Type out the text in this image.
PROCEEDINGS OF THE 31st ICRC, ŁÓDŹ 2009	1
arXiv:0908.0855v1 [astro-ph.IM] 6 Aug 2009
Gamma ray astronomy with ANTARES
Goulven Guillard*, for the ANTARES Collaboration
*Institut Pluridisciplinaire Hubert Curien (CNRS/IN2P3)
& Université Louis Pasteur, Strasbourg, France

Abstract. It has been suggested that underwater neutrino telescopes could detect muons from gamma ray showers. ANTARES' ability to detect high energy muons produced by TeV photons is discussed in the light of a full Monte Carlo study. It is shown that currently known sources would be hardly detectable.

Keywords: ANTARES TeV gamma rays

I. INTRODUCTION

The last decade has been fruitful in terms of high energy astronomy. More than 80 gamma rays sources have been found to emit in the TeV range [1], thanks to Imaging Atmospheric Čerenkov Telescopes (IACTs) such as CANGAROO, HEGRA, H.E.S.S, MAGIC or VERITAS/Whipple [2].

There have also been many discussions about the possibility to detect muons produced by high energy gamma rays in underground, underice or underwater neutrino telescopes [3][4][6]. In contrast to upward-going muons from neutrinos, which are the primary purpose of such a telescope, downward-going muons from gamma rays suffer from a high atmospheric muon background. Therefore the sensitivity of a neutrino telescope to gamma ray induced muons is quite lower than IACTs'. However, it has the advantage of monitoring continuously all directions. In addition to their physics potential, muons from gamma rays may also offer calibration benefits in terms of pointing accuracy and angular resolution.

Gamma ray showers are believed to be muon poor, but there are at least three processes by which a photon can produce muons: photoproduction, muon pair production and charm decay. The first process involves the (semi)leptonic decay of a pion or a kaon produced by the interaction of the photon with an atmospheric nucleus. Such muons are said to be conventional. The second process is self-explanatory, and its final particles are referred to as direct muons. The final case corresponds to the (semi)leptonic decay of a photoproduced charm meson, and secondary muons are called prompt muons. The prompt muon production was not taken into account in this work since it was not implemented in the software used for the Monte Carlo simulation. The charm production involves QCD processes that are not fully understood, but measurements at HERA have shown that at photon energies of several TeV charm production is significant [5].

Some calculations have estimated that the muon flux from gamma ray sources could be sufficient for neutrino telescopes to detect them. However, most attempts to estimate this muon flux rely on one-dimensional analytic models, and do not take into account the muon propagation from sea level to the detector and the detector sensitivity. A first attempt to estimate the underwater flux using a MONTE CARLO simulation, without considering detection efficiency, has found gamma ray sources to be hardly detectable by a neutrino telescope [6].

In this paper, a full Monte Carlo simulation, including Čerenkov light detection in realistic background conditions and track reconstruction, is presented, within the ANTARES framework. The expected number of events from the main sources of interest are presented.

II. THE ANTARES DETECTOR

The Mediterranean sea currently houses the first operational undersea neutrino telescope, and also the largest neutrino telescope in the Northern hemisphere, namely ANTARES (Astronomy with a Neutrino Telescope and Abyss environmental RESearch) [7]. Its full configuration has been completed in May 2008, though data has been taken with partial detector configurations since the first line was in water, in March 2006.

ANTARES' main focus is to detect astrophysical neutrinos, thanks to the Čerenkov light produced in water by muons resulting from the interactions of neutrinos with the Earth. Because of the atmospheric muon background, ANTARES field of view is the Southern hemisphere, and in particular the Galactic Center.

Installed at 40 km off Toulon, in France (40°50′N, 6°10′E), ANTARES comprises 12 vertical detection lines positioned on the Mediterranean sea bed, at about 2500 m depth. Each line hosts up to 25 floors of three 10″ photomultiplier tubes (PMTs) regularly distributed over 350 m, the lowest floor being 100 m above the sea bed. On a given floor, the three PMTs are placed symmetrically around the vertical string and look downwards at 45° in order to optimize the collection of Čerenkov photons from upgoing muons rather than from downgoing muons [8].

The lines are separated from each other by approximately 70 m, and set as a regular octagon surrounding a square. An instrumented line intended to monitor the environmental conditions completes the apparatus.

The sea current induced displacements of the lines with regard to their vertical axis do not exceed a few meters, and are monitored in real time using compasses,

- - -

=== Task statement ===
Identify each line of the material where the word "could" shows up, and copy it.

=== Complete answer ===
Abstract. It has been suggested that underwater neutrino telescopes could detect muons from gamma ray showers. ANTARES' ability to detect high energy muons produced by TeV photons is discussed in the light of a full Monte Carlo study. It is shown that currently known sources would be hardly detectable.
Some calculations have estimated that the muon flux from gamma ray sources could be sufficient for neutrino telescopes to detect them. However, most attempts to estimate this muon flux rely on one-dimensional analytic models, and do not take into account the muon propagation from sea level to the detector and the detector sensitivity. A first attempt to estimate the underwater flux using a MONTE CARLO simulation, without considering detection efficiency, has found gamma ray sources to be hardly detectable by a neutrino telescope [6].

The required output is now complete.